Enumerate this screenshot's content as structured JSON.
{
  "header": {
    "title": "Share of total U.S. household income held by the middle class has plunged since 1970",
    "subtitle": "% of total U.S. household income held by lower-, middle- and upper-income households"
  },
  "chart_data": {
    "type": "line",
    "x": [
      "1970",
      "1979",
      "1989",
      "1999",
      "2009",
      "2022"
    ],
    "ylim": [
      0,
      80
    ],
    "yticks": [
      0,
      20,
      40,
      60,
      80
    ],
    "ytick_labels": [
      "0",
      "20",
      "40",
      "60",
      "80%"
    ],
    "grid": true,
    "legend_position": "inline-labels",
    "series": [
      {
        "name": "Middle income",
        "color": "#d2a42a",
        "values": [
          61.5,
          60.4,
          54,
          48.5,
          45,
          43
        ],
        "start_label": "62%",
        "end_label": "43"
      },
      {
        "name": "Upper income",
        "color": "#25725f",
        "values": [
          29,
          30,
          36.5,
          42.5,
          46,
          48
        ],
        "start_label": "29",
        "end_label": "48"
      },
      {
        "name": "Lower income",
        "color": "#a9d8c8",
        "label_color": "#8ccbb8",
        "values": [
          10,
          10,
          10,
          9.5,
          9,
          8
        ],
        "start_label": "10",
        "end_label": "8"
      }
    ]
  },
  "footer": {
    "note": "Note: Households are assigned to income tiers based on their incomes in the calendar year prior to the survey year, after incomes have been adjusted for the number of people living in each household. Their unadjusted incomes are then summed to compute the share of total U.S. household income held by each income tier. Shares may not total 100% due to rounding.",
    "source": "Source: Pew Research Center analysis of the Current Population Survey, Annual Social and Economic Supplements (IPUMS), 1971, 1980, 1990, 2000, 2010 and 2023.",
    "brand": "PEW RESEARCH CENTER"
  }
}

• _DIRECTION_: Please quote the data above in full, with no line missing.

• _TASK ANSWER_:
Enumerate this screenshot's content as structured JSON.
{
  "header": {
    "title": "Share of total U.S. household income held by the middle class has plunged since 1970",
    "subtitle": "% of total U.S. household income held by lower-, middle- and upper-income households"
  },
  "chart_data": {
    "type": "line",
    "x": [
      "1970",
      "1979",
      "1989",
      "1999",
      "2009",
      "2022"
    ],
    "ylim": [
      0,
      80
    ],
    "yticks": [
      0,
      20,
      40,
      60,
      80
    ],
    "ytick_labels": [
      "0",
      "20",
      "40",
      "60",
      "80%"
    ],
    "grid": true,
    "legend_position": "inline-labels",
    "series": [
      {
        "name": "Middle income",
        "color": "#d2a42a",
        "values": [
          61.5,
          60.4,
          54,
          48.5,
          45,
          43
        ],
        "start_label": "62%",
        "end_label": "43"
      },
      {
        "name": "Upper income",
        "color": "#25725f",
        "values": [
          29,
          30,
          36.5,
          42.5,
          46,
          48
        ],
        "start_label": "29",
        "end_label": "48"
      },
      {
        "name": "Lower income",
        "color": "#a9d8c8",
        "label_color": "#8ccbb8",
        "values": [
          10,
          10,
          10,
          9.5,
          9,
          8
        ],
        "start_label": "10",
        "end_label": "8"
      }
    ]
  },
  "footer": {
    "note": "Note: Households are assigned to income tiers based on their incomes in the calendar year prior to the survey year, after incomes have been adjusted for the number of people living in each household. Their unadjusted incomes are then summed to compute the share of total U.S. household income held by each income tier. Shares may not total 100% due to rounding.",
    "source": "Source: Pew Research Center analysis of the Current Population Survey, Annual Social and Economic Supplements (IPUMS), 1971, 1980, 1990, 2000, 2010 and 2023.",
    "brand": "PEW RESEARCH CENTER"
  }
}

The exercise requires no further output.